* Brano di testo
* * * * * * *

Si chiama Fid, Fare Impresa in Dozza. Ed è nata dalla società creata da tre giganti della packaging valley bolognese, Marchesini Group, GD spa, Ima. Insieme generano un fatturato complessivo che sfiora gli 1,5 miliardi di euro e contano quasi 7mila dipendenti. Hanno coinvolto nell'operazione la Fondazione Aldini Valeriani, vale a dire la scuola che nel capoluogo emiliano sforna i tecnici di cui sono affamate le aziende. Una esperienza pilota in Italia, per ora la prima e unica. Con una ragione sociale che basta da sola a spiegarne la mission: «Esecuzione di lavori di carpenteria, assemblaggio e montaggio di componenti meccanici da eseguirsi all'interno della Casa circondariale di Bologna, con il fine di fornire ai detenuti una opportunità di lavoro stabile e duraturo, recuperabile nella vita successiva al compimento del periodo detentivo».
A presiedere l'impresa è stato chiamato Giorgio Italo Minguzzi, docente di diritto commerciale all'Alma Mater, avvocato, colui che ha avuto l'idea e poi ha trovato gli alleati nei vertici dei tre colossi bolognesi della meccanica e nella Fondazione Valeriani.

* * * * * * *

* Esercizio assegnato a
Secondo il brano sull'impresa Fid, perché la ragione sociale basta da sola a spiegarne la mission? Rispondi in una, due o tre frasi.
I record non hanno alcun legame con il brano.

* Dati registrati
* * * * * * *

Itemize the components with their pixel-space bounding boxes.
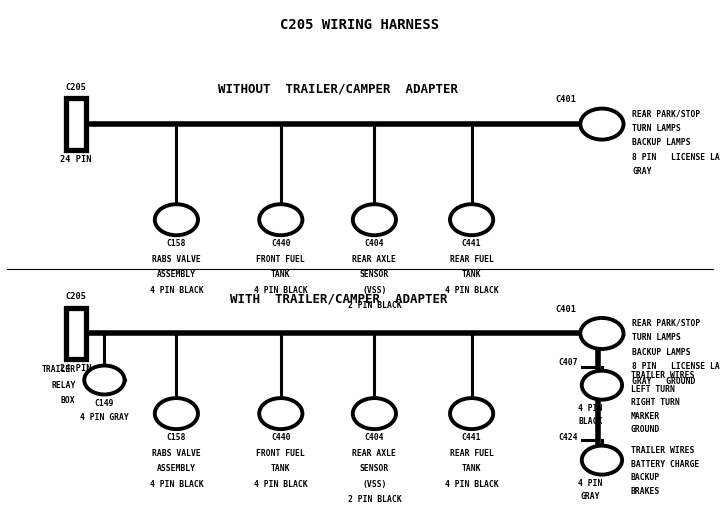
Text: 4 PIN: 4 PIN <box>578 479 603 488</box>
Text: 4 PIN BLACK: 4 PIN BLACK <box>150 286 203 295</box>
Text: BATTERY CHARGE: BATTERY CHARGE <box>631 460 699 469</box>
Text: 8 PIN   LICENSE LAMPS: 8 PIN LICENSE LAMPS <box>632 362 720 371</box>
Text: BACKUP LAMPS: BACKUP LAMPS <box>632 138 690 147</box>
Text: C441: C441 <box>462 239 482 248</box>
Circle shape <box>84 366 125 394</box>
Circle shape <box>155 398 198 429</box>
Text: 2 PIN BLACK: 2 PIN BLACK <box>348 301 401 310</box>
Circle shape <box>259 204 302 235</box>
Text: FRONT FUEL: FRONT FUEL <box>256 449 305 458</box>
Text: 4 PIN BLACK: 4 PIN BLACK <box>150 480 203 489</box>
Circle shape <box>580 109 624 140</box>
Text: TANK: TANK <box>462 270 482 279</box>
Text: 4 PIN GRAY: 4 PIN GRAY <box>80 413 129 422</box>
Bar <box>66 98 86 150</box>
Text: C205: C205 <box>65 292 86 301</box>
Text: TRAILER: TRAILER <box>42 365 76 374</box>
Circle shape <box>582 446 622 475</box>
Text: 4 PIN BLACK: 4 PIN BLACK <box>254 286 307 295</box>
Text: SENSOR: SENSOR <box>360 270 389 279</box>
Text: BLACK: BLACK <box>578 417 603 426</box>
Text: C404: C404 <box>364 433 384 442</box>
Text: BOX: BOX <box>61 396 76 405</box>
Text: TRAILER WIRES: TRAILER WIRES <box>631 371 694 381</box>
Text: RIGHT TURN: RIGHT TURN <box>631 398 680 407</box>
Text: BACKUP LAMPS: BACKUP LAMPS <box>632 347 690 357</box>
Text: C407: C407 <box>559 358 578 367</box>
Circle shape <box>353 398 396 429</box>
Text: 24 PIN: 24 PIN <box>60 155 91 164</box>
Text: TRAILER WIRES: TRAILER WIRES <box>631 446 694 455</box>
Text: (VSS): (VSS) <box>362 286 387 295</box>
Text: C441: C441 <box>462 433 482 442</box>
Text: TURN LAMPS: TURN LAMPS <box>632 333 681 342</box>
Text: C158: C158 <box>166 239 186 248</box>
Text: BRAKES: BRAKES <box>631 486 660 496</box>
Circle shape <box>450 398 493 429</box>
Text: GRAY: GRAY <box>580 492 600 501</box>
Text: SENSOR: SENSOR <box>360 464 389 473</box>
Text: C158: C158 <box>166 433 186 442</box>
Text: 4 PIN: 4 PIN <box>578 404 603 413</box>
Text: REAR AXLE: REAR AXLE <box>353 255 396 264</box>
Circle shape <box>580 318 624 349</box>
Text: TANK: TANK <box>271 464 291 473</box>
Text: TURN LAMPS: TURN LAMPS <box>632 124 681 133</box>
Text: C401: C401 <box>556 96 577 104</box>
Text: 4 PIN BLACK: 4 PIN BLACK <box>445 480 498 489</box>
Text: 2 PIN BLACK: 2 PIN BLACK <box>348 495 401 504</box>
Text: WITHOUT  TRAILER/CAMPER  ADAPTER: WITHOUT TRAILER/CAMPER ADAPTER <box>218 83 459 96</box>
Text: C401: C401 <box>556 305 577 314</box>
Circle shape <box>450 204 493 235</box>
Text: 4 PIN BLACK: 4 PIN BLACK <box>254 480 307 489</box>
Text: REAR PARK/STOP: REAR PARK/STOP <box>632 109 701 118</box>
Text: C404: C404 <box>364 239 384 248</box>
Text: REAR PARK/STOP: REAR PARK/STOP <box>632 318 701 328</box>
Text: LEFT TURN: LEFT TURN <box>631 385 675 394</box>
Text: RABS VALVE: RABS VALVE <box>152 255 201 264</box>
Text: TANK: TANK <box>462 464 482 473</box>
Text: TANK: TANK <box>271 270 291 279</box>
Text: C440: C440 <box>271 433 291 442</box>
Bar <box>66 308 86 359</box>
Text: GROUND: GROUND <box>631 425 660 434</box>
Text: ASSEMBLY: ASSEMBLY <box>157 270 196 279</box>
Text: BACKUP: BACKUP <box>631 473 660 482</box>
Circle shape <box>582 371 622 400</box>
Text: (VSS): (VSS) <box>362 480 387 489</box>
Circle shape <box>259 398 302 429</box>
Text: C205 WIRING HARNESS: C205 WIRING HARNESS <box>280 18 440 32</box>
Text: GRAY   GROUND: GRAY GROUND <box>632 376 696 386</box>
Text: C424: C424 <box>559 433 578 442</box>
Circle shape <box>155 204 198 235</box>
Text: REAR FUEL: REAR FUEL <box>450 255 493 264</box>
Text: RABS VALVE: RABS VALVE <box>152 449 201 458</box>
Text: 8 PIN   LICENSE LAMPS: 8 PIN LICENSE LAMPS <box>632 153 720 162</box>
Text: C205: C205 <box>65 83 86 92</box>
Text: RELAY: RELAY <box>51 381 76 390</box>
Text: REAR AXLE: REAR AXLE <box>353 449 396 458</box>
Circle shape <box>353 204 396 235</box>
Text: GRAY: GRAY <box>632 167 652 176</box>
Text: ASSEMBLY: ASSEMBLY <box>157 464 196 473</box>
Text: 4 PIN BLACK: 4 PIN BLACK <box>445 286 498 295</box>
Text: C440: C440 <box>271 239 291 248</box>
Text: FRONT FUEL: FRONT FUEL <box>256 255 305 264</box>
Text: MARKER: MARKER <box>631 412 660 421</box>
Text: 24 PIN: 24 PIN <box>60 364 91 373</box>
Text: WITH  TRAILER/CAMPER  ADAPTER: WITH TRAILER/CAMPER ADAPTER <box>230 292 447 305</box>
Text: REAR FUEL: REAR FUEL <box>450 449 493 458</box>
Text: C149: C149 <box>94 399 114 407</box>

* * * * * * *

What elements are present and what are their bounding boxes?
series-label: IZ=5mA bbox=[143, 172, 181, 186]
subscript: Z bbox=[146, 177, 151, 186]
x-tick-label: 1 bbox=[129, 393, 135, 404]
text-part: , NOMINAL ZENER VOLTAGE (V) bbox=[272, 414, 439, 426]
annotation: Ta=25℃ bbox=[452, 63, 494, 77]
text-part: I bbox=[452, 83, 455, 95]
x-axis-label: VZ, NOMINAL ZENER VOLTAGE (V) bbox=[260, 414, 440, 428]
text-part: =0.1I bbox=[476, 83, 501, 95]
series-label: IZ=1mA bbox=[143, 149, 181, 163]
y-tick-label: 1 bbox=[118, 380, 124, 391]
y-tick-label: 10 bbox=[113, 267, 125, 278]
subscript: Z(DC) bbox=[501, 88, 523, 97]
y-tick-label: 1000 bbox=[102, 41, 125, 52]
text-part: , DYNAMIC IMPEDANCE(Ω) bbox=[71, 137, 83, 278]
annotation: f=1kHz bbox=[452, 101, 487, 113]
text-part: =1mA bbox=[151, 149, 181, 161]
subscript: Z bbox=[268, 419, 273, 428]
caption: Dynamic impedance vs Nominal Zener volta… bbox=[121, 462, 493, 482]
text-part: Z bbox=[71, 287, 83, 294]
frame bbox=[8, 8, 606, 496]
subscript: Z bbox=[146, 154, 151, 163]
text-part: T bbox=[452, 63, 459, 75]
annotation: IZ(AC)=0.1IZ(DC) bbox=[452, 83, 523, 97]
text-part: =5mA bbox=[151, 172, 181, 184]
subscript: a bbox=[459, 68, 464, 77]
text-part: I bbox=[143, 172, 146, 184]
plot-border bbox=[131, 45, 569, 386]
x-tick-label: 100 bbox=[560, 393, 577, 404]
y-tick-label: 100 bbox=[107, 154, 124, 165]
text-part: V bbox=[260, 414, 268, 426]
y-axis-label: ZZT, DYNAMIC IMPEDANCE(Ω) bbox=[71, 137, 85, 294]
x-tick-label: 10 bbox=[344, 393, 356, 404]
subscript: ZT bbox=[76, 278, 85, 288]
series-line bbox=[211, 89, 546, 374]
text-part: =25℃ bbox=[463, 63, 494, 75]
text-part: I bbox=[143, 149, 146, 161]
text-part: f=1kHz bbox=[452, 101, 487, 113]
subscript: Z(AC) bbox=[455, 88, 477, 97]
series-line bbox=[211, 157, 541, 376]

* * * * * * *

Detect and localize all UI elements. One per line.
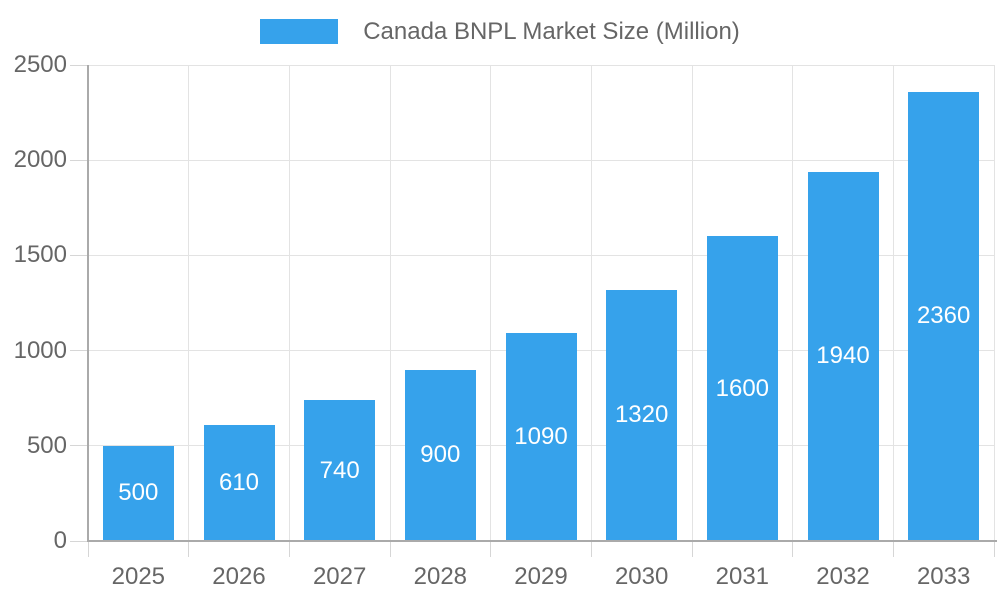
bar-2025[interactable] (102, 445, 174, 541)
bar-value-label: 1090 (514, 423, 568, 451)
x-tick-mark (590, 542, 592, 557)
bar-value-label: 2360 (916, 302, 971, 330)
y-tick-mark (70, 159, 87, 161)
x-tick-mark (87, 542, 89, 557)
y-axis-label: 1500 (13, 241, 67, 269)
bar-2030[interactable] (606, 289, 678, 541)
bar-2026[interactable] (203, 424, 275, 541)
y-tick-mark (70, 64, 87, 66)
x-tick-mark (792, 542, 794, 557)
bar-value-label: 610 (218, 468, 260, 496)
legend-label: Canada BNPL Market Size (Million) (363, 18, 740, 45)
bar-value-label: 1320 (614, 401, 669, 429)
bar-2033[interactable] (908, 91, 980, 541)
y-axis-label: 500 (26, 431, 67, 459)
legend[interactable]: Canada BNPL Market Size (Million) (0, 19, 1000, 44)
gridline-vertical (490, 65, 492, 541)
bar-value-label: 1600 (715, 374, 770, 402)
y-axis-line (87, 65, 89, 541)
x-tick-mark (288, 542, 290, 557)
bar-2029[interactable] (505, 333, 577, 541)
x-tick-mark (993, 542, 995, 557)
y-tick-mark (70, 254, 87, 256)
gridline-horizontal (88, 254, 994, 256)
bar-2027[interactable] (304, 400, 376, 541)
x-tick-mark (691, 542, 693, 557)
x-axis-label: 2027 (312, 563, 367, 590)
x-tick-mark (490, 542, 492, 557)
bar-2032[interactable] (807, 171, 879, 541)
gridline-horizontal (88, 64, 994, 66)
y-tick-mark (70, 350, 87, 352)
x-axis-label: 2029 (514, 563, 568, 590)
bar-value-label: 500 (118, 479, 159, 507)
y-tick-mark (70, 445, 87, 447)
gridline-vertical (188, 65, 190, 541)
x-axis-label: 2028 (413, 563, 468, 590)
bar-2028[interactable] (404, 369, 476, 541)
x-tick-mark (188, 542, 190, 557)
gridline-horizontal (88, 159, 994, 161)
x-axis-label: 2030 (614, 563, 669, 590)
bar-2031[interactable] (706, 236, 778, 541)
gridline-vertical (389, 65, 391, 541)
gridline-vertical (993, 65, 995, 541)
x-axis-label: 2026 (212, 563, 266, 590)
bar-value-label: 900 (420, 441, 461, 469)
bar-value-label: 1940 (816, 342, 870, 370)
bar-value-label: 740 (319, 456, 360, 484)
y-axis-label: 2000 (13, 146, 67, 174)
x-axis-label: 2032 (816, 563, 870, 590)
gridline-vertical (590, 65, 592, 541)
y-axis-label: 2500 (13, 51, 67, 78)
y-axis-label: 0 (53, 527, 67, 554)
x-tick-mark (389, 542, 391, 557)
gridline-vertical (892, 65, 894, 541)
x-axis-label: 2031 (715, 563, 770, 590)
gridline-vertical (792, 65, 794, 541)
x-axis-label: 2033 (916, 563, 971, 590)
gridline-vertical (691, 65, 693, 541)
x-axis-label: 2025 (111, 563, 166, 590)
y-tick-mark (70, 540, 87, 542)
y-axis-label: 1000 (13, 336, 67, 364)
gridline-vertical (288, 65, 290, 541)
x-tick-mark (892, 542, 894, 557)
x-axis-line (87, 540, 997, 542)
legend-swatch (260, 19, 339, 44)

* * * * * * *

* Esercizio assegnato b
Ricopia dai record, senza modifiche, le righe dalla riga che contiene "What elements are" alla riga che contiene "text-part: =0.1I bbox=[476, 83, 501, 95]", incluse entrambe.

* Risposta a
La ragione sociale indica già l'attività dell'impresa: eseguire lavori di carpenteria, assemblaggio e montaggio di componenti meccanici all'interno della Casa circondariale di Bologna. Ne dichiara anche lo scopo, cioè offrire ai detenuti un'opportunità di lavoro stabile e duratura, recuperabile nella vita dopo la fine del periodo detentivo.

* Risposta b
What elements are present and what are their bounding boxes?
series-label: IZ=5mA bbox=[143, 172, 181, 186]
subscript: Z bbox=[146, 177, 151, 186]
x-tick-label: 1 bbox=[129, 393, 135, 404]
text-part: , NOMINAL ZENER VOLTAGE (V) bbox=[272, 414, 439, 426]
annotation: Ta=25℃ bbox=[452, 63, 494, 77]
text-part: I bbox=[452, 83, 455, 95]
x-axis-label: VZ, NOMINAL ZENER VOLTAGE (V) bbox=[260, 414, 440, 428]
text-part: =0.1I bbox=[476, 83, 501, 95]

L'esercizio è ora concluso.